== Your objective ==
The listing must be reproduced in full, exactly as it stands.
++++++
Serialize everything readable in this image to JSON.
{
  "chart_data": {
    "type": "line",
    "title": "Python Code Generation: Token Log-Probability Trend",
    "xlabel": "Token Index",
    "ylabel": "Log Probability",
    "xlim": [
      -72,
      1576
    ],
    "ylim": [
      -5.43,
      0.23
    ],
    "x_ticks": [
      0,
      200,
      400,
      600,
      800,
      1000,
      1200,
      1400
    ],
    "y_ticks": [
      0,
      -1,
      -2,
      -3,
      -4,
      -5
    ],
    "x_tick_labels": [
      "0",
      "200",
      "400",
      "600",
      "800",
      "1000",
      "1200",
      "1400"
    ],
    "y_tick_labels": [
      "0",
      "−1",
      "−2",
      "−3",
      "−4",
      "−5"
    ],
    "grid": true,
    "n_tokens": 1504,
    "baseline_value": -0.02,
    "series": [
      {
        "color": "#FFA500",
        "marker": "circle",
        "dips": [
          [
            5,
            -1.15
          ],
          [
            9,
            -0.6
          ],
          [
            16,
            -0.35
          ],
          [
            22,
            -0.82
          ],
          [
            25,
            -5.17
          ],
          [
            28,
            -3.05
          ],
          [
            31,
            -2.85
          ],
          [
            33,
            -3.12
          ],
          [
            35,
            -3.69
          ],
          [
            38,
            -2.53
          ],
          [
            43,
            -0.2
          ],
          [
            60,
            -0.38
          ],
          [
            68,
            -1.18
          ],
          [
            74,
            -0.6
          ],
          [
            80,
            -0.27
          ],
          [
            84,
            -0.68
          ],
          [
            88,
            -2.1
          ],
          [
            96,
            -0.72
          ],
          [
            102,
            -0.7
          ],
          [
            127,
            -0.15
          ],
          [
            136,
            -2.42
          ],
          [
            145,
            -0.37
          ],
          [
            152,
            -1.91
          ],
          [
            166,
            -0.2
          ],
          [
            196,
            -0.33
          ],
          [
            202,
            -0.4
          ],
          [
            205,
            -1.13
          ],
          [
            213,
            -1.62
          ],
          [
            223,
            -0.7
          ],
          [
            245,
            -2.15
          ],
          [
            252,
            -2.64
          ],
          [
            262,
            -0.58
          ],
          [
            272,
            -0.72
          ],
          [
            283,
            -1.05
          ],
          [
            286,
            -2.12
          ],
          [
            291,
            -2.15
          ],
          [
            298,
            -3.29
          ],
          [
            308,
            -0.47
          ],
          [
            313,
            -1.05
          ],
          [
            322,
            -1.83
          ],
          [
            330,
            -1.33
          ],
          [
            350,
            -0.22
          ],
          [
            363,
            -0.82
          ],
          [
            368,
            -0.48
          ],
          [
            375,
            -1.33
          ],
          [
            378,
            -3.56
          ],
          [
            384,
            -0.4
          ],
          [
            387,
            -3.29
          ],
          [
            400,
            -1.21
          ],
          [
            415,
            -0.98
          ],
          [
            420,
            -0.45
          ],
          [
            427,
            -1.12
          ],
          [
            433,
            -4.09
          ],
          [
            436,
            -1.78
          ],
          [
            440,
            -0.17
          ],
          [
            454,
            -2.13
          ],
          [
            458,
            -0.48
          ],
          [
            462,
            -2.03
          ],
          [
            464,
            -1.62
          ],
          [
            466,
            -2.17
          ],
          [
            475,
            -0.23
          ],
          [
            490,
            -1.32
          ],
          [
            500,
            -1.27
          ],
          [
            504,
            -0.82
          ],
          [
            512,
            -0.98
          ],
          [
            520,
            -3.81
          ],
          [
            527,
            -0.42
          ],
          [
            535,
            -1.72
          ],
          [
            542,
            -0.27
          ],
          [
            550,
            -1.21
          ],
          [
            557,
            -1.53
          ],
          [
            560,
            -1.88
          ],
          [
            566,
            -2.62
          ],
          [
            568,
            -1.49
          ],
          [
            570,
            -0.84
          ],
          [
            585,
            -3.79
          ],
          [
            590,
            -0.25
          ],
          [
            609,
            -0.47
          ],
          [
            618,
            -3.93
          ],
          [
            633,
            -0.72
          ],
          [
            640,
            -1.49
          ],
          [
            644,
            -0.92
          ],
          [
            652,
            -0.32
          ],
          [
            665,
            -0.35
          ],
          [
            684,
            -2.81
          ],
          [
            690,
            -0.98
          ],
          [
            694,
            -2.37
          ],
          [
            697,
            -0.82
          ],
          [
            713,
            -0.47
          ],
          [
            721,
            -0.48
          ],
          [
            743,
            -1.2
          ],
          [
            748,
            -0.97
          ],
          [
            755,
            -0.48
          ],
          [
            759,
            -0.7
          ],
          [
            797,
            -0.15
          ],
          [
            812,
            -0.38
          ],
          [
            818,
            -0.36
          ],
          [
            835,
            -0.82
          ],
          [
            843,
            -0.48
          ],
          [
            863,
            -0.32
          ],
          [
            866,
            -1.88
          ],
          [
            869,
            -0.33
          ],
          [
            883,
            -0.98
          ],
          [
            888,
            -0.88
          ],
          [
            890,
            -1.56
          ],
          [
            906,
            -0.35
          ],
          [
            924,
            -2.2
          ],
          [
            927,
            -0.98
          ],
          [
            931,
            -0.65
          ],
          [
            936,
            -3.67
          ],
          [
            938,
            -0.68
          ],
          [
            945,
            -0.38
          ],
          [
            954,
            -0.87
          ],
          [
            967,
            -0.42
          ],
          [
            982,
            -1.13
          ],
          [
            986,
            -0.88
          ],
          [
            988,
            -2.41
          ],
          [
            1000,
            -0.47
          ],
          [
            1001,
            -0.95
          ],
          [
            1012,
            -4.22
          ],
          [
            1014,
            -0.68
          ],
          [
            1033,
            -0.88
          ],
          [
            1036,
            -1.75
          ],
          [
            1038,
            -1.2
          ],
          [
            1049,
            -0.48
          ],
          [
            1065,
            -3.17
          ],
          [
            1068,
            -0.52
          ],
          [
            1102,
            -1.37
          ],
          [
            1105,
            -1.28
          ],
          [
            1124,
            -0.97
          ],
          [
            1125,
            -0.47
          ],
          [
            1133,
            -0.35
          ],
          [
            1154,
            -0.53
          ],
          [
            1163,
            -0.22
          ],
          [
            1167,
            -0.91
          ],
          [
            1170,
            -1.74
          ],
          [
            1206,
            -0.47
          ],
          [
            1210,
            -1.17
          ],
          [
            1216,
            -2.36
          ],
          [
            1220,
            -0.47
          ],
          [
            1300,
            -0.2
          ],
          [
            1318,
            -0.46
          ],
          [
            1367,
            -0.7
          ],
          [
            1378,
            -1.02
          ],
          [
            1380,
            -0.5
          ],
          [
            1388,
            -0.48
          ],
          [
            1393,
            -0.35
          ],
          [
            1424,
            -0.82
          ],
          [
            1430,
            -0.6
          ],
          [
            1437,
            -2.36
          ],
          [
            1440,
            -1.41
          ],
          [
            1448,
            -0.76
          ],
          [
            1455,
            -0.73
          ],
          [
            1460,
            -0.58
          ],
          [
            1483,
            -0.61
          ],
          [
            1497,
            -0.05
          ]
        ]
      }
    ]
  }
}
++++++
== Correct output ==
Serialize everything readable in this image to JSON.
{
  "chart_data": {
    "type": "line",
    "title": "Python Code Generation: Token Log-Probability Trend",
    "xlabel": "Token Index",
    "ylabel": "Log Probability",
    "xlim": [
      -72,
      1576
    ],
    "ylim": [
      -5.43,
      0.23
    ],
    "x_ticks": [
      0,
      200,
      400,
      600,
      800,
      1000,
      1200,
      1400
    ],
    "y_ticks": [
      0,
      -1,
      -2,
      -3,
      -4,
      -5
    ],
    "x_tick_labels": [
      "0",
      "200",
      "400",
      "600",
      "800",
      "1000",
      "1200",
      "1400"
    ],
    "y_tick_labels": [
      "0",
      "−1",
      "−2",
      "−3",
      "−4",
      "−5"
    ],
    "grid": true,
    "n_tokens": 1504,
    "baseline_value": -0.02,
    "series": [
      {
        "color": "#FFA500",
        "marker": "circle",
        "dips": [
          [
            5,
            -1.15
          ],
          [
            9,
            -0.6
          ],
          [
            16,
            -0.35
          ],
          [
            22,
            -0.82
          ],
          [
            25,
            -5.17
          ],
          [
            28,
            -3.05
          ],
          [
            31,
            -2.85
          ],
          [
            33,
            -3.12
          ],
          [
            35,
            -3.69
          ],
          [
            38,
            -2.53
          ],
          [
            43,
            -0.2
          ],
          [
            60,
            -0.38
          ],
          [
            68,
            -1.18
          ],
          [
            74,
            -0.6
          ],
          [
            80,
            -0.27
          ],
          [
            84,
            -0.68
          ],
          [
            88,
            -2.1
          ],
          [
            96,
            -0.72
          ],
          [
            102,
            -0.7
          ],
          [
            127,
            -0.15
          ],
          [
            136,
            -2.42
          ],
          [
            145,
            -0.37
          ],
          [
            152,
            -1.91
          ],
          [
            166,
            -0.2
          ],
          [
            196,
            -0.33
          ],
          [
            202,
            -0.4
          ],
          [
            205,
            -1.13
          ],
          [
            213,
            -1.62
          ],
          [
            223,
            -0.7
          ],
          [
            245,
            -2.15
          ],
          [
            252,
            -2.64
          ],
          [
            262,
            -0.58
          ],
          [
            272,
            -0.72
          ],
          [
            283,
            -1.05
          ],
          [
            286,
            -2.12
          ],
          [
            291,
            -2.15
          ],
          [
            298,
            -3.29
          ],
          [
            308,
            -0.47
          ],
          [
            313,
            -1.05
          ],
          [
            322,
            -1.83
          ],
          [
            330,
            -1.33
          ],
          [
            350,
            -0.22
          ],
          [
            363,
            -0.82
          ],
          [
            368,
            -0.48
          ],
          [
            375,
            -1.33
          ],
          [
            378,
            -3.56
          ],
          [
            384,
            -0.4
          ],
          [
            387,
            -3.29
          ],
          [
            400,
            -1.21
          ],
          [
            415,
            -0.98
          ],
          [
            420,
            -0.45
          ],
          [
            427,
            -1.12
          ],
          [
            433,
            -4.09
          ],
          [
            436,
            -1.78
          ],
          [
            440,
            -0.17
          ],
          [
            454,
            -2.13
          ],
          [
            458,
            -0.48
          ],
          [
            462,
            -2.03
          ],
          [
            464,
            -1.62
          ],
          [
            466,
            -2.17
          ],
          [
            475,
            -0.23
          ],
          [
            490,
            -1.32
          ],
          [
            500,
            -1.27
          ],
          [
            504,
            -0.82
          ],
          [
            512,
            -0.98
          ],
          [
            520,
            -3.81
          ],
          [
            527,
            -0.42
          ],
          [
            535,
            -1.72
          ],
          [
            542,
            -0.27
          ],
          [
            550,
            -1.21
          ],
          [
            557,
            -1.53
          ],
          [
            560,
            -1.88
          ],
          [
            566,
            -2.62
          ],
          [
            568,
            -1.49
          ],
          [
            570,
            -0.84
          ],
          [
            585,
            -3.79
          ],
          [
            590,
            -0.25
          ],
          [
            609,
            -0.47
          ],
          [
            618,
            -3.93
          ],
          [
            633,
            -0.72
          ],
          [
            640,
            -1.49
          ],
          [
            644,
            -0.92
          ],
          [
            652,
            -0.32
          ],
          [
            665,
            -0.35
          ],
          [
            684,
            -2.81
          ],
          [
            690,
            -0.98
          ],
          [
            694,
            -2.37
          ],
          [
            697,
            -0.82
          ],
          [
            713,
            -0.47
          ],
          [
            721,
            -0.48
          ],
          [
            743,
            -1.2
          ],
          [
            748,
            -0.97
          ],
          [
            755,
            -0.48
          ],
          [
            759,
            -0.7
          ],
          [
            797,
            -0.15
          ],
          [
            812,
            -0.38
          ],
          [
            818,
            -0.36
          ],
          [
            835,
            -0.82
          ],
          [
            843,
            -0.48
          ],
          [
            863,
            -0.32
          ],
          [
            866,
            -1.88
          ],
          [
            869,
            -0.33
          ],
          [
            883,
            -0.98
          ],
          [
            888,
            -0.88
          ],
          [
            890,
            -1.56
          ],
          [
            906,
            -0.35
          ],
          [
            924,
            -2.2
          ],
          [
            927,
            -0.98
          ],
          [
            931,
            -0.65
          ],
          [
            936,
            -3.67
          ],
          [
            938,
            -0.68
          ],
          [
            945,
            -0.38
          ],
          [
            954,
            -0.87
          ],
          [
            967,
            -0.42
          ],
          [
            982,
            -1.13
          ],
          [
            986,
            -0.88
          ],
          [
            988,
            -2.41
          ],
          [
            1000,
            -0.47
          ],
          [
            1001,
            -0.95
          ],
          [
            1012,
            -4.22
          ],
          [
            1014,
            -0.68
          ],
          [
            1033,
            -0.88
          ],
          [
            1036,
            -1.75
          ],
          [
            1038,
            -1.2
          ],
          [
            1049,
            -0.48
          ],
          [
            1065,
            -3.17
          ],
          [
            1068,
            -0.52
          ],
          [
            1102,
            -1.37
          ],
          [
            1105,
            -1.28
          ],
          [
            1124,
            -0.97
          ],
          [
            1125,
            -0.47
          ],
          [
            1133,
            -0.35
          ],
          [
            1154,
            -0.53
          ],
          [
            1163,
            -0.22
          ],
          [
            1167,
            -0.91
          ],
          [
            1170,
            -1.74
          ],
          [
            1206,
            -0.47
          ],
          [
            1210,
            -1.17
          ],
          [
            1216,
            -2.36
          ],
          [
            1220,
            -0.47
          ],
          [
            1300,
            -0.2
          ],
          [
            1318,
            -0.46
          ],
          [
            1367,
            -0.7
          ],
          [
            1378,
            -1.02
          ],
          [
            1380,
            -0.5
          ],
          [
            1388,
            -0.48
          ],
          [
            1393,
            -0.35
          ],
          [
            1424,
            -0.82
          ],
          [
            1430,
            -0.6
          ],
          [
            1437,
            -2.36
          ],
          [
            1440,
            -1.41
          ],
          [
            1448,
            -0.76
          ],
          [
            1455,
            -0.73
          ],
          [
            1460,
            -0.58
          ],
          [
            1483,
            -0.61
          ],
          [
            1497,
            -0.05
          ]
        ]
      }
    ]
  }
}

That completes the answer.